- [Task requirements]:
Copy all lines below containing "label".

Entries with figure data:
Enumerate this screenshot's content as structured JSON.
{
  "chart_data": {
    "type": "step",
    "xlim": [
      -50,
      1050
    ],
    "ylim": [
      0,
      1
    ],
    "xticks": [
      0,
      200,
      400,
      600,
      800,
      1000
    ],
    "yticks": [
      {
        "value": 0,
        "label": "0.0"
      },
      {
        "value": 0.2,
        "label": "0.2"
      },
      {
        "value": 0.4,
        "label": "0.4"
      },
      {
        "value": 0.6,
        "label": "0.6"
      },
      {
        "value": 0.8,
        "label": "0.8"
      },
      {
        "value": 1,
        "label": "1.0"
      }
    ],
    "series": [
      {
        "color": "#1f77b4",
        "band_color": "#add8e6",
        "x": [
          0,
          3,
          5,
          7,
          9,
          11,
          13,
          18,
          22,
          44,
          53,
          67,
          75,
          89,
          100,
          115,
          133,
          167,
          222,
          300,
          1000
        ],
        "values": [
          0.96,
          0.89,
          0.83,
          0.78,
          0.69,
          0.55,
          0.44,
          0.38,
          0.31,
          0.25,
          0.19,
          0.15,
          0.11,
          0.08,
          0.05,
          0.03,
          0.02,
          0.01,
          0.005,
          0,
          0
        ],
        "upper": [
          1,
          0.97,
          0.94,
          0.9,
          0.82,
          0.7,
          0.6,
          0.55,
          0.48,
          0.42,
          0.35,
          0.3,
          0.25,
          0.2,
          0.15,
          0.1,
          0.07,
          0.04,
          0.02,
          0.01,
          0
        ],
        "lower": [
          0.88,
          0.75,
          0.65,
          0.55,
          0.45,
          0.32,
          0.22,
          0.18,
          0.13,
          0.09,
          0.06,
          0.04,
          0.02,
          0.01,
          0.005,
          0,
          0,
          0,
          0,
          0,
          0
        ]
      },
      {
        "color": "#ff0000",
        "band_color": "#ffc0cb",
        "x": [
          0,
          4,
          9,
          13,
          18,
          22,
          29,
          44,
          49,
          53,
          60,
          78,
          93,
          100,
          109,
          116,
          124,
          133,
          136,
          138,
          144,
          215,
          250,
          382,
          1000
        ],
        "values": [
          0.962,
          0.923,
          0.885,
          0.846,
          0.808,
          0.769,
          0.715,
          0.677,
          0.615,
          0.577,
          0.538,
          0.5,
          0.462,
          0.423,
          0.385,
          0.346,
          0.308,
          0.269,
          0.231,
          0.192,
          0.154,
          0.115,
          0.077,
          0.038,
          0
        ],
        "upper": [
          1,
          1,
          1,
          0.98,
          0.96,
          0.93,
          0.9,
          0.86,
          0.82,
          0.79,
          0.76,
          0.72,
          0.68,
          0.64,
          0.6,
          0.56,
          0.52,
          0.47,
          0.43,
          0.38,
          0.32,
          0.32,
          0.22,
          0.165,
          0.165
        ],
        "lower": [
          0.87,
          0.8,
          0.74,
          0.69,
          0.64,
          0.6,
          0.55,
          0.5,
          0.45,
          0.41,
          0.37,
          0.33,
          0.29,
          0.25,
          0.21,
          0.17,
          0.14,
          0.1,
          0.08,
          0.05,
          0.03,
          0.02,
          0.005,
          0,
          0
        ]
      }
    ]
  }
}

- [Solution for this task]:
        "label": "0.0"
        "label": "0.2"
        "label": "0.4"
        "label": "0.6"
        "label": "0.8"
        "label": "1.0"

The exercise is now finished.